[Figure record listings]

*****

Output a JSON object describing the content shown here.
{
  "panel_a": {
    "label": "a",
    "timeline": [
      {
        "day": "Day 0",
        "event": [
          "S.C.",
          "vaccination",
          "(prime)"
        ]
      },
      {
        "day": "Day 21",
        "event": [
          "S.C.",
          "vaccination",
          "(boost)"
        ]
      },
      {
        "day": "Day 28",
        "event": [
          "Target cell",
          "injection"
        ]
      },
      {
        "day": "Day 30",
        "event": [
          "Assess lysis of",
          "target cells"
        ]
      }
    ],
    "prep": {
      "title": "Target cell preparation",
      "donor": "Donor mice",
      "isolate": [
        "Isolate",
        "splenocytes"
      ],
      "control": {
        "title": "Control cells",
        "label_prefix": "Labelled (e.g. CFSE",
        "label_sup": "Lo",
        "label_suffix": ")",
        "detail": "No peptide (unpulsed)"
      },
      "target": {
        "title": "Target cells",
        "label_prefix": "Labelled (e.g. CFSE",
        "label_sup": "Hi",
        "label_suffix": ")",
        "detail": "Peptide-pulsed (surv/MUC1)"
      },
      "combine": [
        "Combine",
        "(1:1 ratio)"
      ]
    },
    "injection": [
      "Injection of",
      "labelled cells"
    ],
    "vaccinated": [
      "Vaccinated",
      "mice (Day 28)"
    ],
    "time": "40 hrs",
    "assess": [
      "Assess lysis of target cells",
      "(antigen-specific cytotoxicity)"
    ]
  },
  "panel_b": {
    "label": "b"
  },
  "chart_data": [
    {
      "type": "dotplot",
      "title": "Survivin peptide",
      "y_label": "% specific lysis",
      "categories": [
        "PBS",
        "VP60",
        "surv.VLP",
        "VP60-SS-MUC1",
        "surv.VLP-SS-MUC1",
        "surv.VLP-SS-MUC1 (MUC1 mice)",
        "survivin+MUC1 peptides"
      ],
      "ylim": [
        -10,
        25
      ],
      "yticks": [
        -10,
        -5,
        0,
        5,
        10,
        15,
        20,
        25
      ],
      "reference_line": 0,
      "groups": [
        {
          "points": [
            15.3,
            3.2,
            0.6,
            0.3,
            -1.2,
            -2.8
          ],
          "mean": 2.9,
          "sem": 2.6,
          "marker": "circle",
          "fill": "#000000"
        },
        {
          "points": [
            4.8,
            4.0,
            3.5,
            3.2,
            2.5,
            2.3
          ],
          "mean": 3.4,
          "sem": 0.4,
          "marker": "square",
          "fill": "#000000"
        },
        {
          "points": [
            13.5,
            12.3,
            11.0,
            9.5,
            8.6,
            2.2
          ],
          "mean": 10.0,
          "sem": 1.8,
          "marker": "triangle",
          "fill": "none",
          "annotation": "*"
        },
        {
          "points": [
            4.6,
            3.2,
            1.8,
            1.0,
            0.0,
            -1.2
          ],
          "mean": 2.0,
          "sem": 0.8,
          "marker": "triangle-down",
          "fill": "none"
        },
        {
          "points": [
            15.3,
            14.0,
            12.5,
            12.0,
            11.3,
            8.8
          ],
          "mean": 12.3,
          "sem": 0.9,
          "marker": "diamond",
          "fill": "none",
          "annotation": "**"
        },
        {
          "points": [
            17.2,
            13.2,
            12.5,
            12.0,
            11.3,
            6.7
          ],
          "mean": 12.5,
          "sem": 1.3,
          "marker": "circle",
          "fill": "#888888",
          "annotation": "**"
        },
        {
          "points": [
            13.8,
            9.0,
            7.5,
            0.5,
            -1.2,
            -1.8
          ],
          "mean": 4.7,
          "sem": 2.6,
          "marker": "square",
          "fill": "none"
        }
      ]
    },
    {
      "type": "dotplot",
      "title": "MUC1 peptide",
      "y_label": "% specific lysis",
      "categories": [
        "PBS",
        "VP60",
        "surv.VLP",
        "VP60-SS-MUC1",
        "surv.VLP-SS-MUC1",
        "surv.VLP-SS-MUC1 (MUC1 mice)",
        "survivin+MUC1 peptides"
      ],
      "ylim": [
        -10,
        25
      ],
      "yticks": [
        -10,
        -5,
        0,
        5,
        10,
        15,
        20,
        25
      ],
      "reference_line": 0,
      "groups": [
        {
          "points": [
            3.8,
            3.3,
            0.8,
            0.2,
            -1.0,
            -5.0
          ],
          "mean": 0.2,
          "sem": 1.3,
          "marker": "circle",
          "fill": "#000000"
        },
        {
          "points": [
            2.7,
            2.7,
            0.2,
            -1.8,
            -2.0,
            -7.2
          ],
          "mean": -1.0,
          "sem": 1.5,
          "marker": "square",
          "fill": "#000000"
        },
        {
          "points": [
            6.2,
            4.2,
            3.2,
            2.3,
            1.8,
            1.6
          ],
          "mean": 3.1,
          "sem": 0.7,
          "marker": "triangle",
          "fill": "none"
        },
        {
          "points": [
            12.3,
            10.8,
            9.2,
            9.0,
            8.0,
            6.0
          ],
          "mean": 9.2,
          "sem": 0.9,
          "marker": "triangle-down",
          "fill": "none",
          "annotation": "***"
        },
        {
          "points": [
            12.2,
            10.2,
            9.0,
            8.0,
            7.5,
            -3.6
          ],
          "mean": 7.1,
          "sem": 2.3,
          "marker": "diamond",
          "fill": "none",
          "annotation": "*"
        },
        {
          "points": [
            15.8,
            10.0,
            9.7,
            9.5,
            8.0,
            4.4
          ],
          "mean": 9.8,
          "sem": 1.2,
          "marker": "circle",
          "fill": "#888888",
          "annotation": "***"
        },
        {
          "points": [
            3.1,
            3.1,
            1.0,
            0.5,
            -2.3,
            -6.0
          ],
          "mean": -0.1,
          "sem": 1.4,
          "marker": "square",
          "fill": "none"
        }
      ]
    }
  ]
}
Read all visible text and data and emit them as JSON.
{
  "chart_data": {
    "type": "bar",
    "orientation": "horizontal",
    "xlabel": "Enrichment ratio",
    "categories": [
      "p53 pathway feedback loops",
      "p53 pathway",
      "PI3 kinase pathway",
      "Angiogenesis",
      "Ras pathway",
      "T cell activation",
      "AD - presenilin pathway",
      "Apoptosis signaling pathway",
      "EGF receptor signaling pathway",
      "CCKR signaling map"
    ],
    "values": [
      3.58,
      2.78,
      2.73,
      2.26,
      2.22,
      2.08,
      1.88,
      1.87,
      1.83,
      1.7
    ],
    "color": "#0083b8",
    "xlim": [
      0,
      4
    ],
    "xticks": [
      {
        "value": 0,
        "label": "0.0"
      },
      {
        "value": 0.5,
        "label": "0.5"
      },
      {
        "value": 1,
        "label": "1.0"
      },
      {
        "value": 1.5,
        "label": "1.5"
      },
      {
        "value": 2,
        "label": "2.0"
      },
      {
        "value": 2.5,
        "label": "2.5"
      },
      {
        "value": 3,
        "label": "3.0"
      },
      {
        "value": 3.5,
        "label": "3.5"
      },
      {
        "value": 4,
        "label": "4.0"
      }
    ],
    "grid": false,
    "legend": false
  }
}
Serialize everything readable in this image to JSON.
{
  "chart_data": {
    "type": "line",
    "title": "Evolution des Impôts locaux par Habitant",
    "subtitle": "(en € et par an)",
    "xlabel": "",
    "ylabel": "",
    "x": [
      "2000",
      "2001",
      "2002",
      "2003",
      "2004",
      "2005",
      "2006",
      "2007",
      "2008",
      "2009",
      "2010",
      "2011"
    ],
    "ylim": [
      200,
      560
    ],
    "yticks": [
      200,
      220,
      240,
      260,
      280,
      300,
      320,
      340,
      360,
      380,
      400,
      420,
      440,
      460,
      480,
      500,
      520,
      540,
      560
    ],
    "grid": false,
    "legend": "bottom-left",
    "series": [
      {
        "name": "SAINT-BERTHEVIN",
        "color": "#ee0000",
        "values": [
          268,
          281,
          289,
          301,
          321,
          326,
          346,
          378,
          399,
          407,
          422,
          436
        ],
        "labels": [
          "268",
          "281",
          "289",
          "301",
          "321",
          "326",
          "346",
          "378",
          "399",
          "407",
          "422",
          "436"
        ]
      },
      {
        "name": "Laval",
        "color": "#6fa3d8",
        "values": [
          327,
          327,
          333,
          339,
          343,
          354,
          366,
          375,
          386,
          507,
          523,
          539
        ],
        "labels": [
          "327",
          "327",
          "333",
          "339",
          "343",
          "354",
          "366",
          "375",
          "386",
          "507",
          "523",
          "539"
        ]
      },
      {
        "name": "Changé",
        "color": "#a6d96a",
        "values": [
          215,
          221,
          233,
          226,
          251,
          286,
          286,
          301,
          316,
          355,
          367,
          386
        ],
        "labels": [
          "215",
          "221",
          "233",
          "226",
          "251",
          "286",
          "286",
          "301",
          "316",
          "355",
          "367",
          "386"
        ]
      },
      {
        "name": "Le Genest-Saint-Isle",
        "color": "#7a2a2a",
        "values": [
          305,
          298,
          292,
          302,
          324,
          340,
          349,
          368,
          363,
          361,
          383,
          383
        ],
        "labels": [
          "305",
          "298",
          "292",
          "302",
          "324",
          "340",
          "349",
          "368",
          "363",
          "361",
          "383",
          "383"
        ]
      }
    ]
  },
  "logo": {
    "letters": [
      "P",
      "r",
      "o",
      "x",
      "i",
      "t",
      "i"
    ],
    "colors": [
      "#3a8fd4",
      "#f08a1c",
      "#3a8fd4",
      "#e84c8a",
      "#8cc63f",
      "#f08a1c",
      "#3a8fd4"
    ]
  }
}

*****

WORK TO BE COMPLETED =
For the string "detail", report how many lines of the records contain it, giving the number only.

ANSWER FOR THIS EXERCISE =
2